▶ [WHAT YOU SHOULD DO]: Read the records and gather each line that includes "RANK".

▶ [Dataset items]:
********

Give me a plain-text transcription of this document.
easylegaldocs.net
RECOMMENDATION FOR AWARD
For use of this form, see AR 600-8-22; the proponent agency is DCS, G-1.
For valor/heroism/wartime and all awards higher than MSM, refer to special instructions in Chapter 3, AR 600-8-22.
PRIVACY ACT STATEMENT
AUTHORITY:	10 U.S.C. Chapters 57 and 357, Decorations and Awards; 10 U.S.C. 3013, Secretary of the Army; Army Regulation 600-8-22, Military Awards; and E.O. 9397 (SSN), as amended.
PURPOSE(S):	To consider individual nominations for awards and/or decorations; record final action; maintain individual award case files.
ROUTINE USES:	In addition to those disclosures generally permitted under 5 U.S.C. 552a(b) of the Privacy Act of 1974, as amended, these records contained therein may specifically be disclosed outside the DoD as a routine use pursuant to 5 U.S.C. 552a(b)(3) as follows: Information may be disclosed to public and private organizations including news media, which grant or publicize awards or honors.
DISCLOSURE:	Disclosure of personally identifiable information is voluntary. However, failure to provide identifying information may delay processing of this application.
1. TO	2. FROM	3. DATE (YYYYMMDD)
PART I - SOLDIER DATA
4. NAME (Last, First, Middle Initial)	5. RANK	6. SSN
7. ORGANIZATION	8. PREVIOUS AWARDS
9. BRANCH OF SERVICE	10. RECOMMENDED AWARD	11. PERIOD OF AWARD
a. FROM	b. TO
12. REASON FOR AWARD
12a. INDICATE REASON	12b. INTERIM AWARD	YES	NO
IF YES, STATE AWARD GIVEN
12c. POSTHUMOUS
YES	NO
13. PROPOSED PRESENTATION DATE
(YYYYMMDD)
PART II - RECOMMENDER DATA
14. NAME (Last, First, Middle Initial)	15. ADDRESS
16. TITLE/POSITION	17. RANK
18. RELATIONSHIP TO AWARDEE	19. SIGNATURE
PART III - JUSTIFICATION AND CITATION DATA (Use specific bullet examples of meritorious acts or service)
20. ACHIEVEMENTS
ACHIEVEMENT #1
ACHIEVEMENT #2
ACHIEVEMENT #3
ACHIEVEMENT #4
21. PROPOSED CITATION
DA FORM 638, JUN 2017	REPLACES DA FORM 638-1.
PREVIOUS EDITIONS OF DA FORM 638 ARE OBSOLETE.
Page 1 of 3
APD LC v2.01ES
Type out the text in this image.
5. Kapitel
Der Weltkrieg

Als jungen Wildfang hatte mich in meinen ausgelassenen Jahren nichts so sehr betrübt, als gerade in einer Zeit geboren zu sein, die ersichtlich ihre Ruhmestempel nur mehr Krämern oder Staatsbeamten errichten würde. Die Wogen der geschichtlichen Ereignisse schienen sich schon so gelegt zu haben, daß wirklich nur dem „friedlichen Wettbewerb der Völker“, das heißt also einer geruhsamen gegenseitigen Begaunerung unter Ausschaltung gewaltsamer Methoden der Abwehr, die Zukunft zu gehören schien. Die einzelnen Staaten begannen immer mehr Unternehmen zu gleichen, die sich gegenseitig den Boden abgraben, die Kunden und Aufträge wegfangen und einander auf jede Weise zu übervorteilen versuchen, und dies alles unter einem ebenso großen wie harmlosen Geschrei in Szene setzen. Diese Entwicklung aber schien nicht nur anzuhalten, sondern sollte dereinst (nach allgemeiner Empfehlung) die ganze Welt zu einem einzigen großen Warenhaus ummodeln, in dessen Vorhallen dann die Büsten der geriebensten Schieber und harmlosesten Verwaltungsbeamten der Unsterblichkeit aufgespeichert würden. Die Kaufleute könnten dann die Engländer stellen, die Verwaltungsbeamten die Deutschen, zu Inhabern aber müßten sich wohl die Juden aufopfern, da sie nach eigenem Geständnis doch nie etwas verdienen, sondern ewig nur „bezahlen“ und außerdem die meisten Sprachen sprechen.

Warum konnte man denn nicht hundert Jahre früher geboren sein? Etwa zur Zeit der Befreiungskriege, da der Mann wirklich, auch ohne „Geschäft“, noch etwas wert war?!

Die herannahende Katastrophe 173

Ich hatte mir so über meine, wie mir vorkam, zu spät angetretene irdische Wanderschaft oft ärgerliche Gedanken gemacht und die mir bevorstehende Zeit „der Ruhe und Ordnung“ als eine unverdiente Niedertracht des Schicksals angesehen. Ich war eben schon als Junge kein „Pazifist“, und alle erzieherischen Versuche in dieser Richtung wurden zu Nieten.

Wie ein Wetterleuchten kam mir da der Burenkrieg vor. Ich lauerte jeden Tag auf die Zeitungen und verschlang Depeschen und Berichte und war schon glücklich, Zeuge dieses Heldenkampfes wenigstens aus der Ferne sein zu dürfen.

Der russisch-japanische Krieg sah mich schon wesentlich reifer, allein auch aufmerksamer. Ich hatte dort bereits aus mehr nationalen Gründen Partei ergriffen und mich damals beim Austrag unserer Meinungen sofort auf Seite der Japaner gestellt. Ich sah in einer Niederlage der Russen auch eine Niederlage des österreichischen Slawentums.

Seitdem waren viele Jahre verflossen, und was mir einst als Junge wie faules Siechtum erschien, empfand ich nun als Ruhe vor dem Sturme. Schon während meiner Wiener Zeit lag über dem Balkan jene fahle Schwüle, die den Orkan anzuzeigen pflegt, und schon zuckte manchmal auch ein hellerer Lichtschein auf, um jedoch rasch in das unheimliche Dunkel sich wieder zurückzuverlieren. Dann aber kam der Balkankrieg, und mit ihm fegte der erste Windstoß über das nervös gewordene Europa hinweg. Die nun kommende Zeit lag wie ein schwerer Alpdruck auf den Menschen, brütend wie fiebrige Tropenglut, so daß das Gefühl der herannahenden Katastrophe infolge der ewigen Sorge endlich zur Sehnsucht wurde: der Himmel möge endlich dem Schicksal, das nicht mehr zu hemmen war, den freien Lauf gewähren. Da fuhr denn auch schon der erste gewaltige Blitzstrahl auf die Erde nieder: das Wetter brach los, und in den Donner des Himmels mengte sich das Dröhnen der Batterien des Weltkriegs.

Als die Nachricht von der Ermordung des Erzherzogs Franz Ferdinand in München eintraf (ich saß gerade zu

********

▶ [EXERCISE RESPONSE]:
4. NAME (Last, First, Middle Initial)	5. RANK	6. SSN
16. TITLE/POSITION	17. RANK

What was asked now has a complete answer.